* Written exercise 1:
In the email below, why did removing the cpu_add_remove_lock and moving cpu_bitmask_lock in its place produce new LUKEWARM IQ warnings?

* Given passage:
*****

Date: Thu, 24 Aug 2006 09:17:04 -0700
From: Andrew Morton <akpm@osdl.org>
To: ego@in.ibm.com
Cc: rusty@rustcorp.com.au, torvalds@osdl.org, linux-kernel@vger.kernel.org,
       arjan@intel.linux.com, davej@redhat.com, mingo@elte.hu,
       vatsa@in.ibm.com, dipankar@in.ibm.com, ashok.raj@intel.com
Subject: Re: [RFC][PATCH 0/4] Redesign cpu_hotplug locking.
Message-Id: <20060824091704.cae2933c.akpm@osdl.org>
In-Reply-To: <20060824102618.GA2395@in.ibm.com>
References: <20060824102618.GA2395@in.ibm.com>
Mime-Version: 1.0
Content-Type: text/plain; charset=US-ASCII
Content-Transfer-Encoding: 7bit
Sender: linux-kernel-owner@vger.kernel.org
Content-Length: 5758
Lines: 141

On Thu, 24 Aug 2006 15:56:18 +0530
Gautham R Shenoy <ego@in.ibm.com> wrote:

> While running some tests involving simultaneous cpu_hotplugging
> and changing of cpu_freq governors with 2.6.18-rc4-git1 kernel, 
> I hit the BUG_ON() in the cpufreq_p4_target(p4-clockmod.c).

cpufreq remains borked.

> The problem occured due to a race window opened up by the 2-lock scheme
> in cpu_down().

It was opened up by incorrect code in cpufreq.

> In future, we may face simillar scenarios where the subsystems are 
> maintaining the snapshot of the online cpus and the snapshot is updated only on a
> CPU_UP_PREPARE or a CPU_DEAD event, allowing other tasks to perform some *nasty* 
> operation between __stop_machine()_run and CPU_DEAD notification.

If those subsystems are buggy, sure.

> To solve this, I eliminated mutex_lock(&cpu_add_remove_lock) from both 
> cpu_down and cpu_up and moved mutex_lock(&cpu_bitmask_lock) in its place.
> The locks surrounding __stop_machin_run() and __cpu_up() were removed.
> This, however gave rise to new set of LUKEWARM IQ's emanating from 
> cpufreq_cpu_callback and cpufreq_stat_cpu_callback.

Better to eliminate lock_cpu_hotplug().

> The offending functions were (cpufreq_set_policy &cpufreq_driver_target) and 
> cpufreq_update_policy which were being called from cpufreq_cpu_callback and
> cpufreq_stat_cpu_callback respectively on CPU_ONLINE and CPU_DOWN_PREPARE
> events. These offenders call lock_cpu_hotplug ( YUCK!)
> 
> The possible solutions to cpu_hotplug "locking" summarized from the
> previous discussion threads are:
> 
> i) Clean up the whole code and ensure there are *NO* recursive lock takers.
> 
> ii) Have a per-subsystem cpu_hotplug_lock and let cpu_down(/up) acquire
> all these locks before performing a hotplug.

*****

* Given records:

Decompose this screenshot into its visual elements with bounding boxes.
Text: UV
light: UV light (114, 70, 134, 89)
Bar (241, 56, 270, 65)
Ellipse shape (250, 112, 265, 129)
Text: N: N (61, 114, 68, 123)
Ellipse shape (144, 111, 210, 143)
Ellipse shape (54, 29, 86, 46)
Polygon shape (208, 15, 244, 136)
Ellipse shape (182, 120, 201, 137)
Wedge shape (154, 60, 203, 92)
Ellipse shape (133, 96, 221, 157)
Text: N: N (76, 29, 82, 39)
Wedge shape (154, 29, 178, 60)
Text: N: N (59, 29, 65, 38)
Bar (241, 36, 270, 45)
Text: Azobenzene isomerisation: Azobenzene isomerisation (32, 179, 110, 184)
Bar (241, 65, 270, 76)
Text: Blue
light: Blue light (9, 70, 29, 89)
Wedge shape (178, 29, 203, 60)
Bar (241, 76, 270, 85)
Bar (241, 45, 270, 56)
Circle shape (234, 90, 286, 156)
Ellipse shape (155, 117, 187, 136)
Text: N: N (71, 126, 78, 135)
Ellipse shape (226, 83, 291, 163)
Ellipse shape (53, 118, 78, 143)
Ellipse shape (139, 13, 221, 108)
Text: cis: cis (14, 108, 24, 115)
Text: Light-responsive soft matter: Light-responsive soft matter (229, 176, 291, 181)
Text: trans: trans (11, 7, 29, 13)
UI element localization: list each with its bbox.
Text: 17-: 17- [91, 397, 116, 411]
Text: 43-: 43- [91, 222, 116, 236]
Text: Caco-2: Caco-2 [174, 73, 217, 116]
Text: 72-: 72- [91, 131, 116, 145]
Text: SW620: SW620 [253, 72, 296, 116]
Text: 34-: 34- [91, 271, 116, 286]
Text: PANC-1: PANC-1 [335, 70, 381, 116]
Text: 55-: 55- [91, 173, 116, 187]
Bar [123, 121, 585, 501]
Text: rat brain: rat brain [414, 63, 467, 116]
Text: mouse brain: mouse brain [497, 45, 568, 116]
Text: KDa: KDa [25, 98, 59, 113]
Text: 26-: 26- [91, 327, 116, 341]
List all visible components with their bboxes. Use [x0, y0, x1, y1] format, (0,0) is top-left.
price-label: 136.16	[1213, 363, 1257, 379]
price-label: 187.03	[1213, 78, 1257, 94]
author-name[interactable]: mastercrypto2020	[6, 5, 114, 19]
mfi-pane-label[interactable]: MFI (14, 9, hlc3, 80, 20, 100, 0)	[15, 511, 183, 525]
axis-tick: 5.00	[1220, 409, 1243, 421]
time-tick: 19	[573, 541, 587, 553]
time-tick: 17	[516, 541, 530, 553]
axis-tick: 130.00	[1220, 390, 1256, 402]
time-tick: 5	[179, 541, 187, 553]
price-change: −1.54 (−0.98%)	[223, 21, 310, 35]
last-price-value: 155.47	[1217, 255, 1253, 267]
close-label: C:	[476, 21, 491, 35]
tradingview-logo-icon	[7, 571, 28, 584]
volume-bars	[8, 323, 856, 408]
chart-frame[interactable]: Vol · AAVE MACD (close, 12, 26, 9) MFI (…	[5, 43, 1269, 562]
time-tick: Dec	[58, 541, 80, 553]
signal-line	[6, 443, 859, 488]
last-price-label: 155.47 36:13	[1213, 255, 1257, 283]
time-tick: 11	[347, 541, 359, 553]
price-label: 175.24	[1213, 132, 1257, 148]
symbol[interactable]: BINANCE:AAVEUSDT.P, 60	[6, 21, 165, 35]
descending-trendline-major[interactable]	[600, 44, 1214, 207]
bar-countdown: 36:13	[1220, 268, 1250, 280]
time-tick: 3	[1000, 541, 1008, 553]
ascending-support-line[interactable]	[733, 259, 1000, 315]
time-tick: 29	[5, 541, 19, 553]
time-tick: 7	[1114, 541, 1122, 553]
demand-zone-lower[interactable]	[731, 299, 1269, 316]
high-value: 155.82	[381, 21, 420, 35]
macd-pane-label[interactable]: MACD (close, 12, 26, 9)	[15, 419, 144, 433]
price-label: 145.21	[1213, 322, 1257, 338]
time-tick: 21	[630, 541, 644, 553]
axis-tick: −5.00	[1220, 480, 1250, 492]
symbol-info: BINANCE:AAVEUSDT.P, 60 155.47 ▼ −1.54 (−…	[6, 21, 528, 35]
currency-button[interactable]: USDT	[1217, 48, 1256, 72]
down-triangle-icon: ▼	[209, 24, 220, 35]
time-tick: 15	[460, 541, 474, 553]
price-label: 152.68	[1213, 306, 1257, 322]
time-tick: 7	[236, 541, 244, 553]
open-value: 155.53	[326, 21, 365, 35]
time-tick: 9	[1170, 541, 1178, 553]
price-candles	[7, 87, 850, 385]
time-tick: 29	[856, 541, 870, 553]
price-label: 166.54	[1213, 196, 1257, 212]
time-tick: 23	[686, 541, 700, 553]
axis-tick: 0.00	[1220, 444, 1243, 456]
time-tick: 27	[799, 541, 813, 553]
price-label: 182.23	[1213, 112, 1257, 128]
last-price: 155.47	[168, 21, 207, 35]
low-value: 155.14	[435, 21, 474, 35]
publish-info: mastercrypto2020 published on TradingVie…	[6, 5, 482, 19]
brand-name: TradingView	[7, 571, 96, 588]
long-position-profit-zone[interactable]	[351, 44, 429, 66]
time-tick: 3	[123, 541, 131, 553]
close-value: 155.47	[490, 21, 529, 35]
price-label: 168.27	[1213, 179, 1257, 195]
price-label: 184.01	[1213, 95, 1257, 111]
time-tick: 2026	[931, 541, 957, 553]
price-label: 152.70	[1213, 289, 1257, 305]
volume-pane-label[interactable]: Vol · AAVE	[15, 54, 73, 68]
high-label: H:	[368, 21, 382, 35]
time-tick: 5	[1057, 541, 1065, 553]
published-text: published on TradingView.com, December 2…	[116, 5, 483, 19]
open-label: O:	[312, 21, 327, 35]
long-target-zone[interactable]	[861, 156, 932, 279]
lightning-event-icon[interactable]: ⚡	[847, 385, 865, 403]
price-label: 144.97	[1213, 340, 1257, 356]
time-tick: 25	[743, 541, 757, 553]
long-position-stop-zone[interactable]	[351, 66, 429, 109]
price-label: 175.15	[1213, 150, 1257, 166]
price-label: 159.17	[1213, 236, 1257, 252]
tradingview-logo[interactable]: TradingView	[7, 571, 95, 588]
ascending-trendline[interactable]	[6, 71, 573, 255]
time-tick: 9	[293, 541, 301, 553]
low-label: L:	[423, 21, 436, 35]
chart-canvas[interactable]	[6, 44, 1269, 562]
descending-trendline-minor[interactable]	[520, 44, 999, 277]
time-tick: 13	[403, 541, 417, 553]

*****

* Written exercise 2:
In the listing, take the part that opens with its first line and closes with the line containing "Text: N: N (59, 29, 65, 38)", and update it so that "Wedge" becomes "Sector", leaving everything else unchanged.

* Answer 1:
Functions called from cpufreq_cpu_callback and cpufreq_stat_cpu_callback on CPU_ONLINE and CPU_DOWN_PREPARE events call lock_cpu_hotplug. Those functions are cpufreq_set_policy, cpufreq_driver_target and cpufreq_update_policy.

* Answer 2:
Decompose this screenshot into its visual elements with bounding boxes.
Text: UV
light: UV light (114, 70, 134, 89)
Bar (241, 56, 270, 65)
Ellipse shape (250, 112, 265, 129)
Text: N: N (61, 114, 68, 123)
Ellipse shape (144, 111, 210, 143)
Ellipse shape (54, 29, 86, 46)
Polygon shape (208, 15, 244, 136)
Ellipse shape (182, 120, 201, 137)
Sector shape (154, 60, 203, 92)
Ellipse shape (133, 96, 221, 157)
Text: N: N (76, 29, 82, 39)
Sector shape (154, 29, 178, 60)
Text: N: N (59, 29, 65, 38)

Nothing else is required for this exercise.